DATA ::
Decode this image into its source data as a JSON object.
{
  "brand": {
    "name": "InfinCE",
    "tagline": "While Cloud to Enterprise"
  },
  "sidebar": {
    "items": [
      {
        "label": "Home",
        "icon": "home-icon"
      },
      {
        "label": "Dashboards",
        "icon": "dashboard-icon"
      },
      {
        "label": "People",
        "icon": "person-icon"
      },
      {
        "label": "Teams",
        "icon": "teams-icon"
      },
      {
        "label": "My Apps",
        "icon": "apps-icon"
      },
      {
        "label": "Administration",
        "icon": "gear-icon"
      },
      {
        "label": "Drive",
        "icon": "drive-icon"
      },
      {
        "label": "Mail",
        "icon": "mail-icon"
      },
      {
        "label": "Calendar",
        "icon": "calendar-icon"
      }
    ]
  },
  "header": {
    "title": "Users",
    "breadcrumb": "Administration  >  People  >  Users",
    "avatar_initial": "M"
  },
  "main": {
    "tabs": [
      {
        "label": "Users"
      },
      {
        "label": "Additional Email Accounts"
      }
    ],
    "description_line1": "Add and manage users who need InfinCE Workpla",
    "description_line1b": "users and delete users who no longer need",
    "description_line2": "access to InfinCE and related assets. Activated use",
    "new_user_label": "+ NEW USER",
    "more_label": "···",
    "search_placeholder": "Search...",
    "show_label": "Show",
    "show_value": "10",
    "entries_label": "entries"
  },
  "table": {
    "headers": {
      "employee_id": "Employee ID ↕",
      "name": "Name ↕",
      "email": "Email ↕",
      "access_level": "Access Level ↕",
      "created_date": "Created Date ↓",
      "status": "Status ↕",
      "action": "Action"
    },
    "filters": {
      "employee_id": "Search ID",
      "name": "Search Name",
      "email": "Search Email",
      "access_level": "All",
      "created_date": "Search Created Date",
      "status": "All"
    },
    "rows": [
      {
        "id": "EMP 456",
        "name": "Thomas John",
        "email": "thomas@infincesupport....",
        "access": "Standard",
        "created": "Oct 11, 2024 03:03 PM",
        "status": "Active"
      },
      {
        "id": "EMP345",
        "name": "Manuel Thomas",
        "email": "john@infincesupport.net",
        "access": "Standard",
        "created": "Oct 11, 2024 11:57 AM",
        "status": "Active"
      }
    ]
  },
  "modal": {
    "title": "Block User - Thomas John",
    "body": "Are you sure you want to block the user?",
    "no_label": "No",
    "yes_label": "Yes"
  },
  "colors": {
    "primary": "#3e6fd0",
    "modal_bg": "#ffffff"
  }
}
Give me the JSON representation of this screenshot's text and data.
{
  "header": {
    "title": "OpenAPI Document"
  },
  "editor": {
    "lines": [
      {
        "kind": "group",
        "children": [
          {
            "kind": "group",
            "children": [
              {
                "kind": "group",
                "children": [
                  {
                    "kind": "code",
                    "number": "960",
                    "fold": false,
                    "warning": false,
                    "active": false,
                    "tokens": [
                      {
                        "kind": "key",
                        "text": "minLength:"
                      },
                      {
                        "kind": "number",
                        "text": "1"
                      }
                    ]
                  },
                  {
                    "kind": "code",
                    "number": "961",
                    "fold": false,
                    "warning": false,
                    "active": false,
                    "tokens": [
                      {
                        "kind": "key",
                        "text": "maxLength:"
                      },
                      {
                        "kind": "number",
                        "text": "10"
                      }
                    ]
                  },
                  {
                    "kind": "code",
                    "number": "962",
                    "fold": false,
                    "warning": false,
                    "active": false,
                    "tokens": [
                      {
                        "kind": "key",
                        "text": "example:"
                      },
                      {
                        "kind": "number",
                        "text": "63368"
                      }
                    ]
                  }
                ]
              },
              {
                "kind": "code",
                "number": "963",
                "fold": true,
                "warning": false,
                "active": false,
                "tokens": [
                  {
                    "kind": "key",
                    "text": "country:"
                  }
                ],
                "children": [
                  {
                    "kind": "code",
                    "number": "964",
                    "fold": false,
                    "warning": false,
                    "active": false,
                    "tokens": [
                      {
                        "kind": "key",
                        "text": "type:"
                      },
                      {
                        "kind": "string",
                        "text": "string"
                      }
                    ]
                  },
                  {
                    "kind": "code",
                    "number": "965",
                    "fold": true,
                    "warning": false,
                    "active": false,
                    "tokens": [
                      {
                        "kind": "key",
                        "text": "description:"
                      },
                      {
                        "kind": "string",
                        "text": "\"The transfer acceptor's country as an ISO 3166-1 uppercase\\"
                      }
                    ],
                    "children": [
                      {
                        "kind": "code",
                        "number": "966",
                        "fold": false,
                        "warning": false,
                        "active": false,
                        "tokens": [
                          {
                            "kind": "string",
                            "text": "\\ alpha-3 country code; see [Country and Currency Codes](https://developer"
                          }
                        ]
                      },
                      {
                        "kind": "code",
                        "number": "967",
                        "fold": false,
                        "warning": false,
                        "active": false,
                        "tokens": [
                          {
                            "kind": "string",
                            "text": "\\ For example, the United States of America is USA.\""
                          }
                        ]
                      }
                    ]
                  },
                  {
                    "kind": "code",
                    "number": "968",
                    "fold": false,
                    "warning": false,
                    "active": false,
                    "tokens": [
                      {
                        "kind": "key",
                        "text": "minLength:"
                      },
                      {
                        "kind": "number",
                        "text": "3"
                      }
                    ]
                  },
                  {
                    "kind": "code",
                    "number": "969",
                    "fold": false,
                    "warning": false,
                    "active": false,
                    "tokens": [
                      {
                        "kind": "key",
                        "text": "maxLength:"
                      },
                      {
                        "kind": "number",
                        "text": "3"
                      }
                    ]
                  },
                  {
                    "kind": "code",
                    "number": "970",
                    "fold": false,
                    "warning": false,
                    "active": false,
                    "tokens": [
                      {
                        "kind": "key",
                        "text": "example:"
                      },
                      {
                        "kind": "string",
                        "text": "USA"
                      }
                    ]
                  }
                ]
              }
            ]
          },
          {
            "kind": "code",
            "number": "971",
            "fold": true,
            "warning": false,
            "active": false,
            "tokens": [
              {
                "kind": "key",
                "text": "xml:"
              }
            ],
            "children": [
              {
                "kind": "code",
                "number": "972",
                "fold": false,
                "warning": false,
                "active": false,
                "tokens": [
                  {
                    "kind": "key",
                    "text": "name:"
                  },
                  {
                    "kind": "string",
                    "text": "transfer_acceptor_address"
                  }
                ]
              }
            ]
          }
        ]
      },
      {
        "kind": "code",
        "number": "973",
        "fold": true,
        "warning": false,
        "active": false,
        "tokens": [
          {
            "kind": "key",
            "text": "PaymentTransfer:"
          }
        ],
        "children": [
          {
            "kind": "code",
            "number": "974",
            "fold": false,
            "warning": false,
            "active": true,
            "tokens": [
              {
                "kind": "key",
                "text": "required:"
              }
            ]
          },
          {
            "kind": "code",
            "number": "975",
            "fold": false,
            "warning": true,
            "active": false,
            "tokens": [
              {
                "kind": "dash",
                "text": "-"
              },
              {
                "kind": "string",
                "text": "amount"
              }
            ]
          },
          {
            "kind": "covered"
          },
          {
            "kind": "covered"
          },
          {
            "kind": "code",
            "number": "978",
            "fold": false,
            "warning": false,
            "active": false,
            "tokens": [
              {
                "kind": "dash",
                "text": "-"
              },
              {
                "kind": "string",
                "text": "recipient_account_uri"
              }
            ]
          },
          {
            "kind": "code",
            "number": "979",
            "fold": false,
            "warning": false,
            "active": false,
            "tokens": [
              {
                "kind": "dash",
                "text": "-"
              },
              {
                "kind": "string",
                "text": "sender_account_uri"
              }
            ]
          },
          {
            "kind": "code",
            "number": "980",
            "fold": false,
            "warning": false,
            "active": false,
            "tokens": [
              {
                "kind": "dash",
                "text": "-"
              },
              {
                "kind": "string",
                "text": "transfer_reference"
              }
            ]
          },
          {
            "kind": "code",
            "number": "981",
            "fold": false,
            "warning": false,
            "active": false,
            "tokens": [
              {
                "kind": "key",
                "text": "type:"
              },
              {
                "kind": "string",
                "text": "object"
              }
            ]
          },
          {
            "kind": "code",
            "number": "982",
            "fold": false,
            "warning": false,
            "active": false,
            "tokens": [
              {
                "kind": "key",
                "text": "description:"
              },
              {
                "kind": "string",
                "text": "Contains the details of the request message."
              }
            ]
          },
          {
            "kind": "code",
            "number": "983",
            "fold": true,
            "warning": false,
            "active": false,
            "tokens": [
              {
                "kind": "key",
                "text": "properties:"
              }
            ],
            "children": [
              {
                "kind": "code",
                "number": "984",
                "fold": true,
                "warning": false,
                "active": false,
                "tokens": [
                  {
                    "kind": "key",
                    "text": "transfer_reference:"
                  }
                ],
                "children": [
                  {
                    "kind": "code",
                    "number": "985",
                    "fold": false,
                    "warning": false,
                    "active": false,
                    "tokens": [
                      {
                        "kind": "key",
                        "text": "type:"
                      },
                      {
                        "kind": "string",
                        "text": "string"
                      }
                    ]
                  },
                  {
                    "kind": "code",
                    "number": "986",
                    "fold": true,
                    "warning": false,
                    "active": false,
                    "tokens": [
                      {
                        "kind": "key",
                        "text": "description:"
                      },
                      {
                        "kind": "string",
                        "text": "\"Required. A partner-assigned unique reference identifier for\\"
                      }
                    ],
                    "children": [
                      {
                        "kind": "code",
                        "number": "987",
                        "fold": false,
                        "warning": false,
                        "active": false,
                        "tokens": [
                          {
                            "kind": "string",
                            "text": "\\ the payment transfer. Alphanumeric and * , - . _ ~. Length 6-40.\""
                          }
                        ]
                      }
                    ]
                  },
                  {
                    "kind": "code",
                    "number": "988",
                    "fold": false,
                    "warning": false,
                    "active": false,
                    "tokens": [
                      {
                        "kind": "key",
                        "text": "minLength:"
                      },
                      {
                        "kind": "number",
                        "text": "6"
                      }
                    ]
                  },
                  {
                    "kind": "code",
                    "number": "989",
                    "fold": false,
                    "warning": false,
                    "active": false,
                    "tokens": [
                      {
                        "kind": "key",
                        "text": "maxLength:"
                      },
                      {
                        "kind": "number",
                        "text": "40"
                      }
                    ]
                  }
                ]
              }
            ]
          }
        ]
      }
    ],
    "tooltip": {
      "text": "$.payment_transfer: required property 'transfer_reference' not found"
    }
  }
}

WHAT NEEDS TO BE DONE ::
Find how many lines of the listing include the string "name" and give that number, nothing else.

CORRECT ANSWER ::
6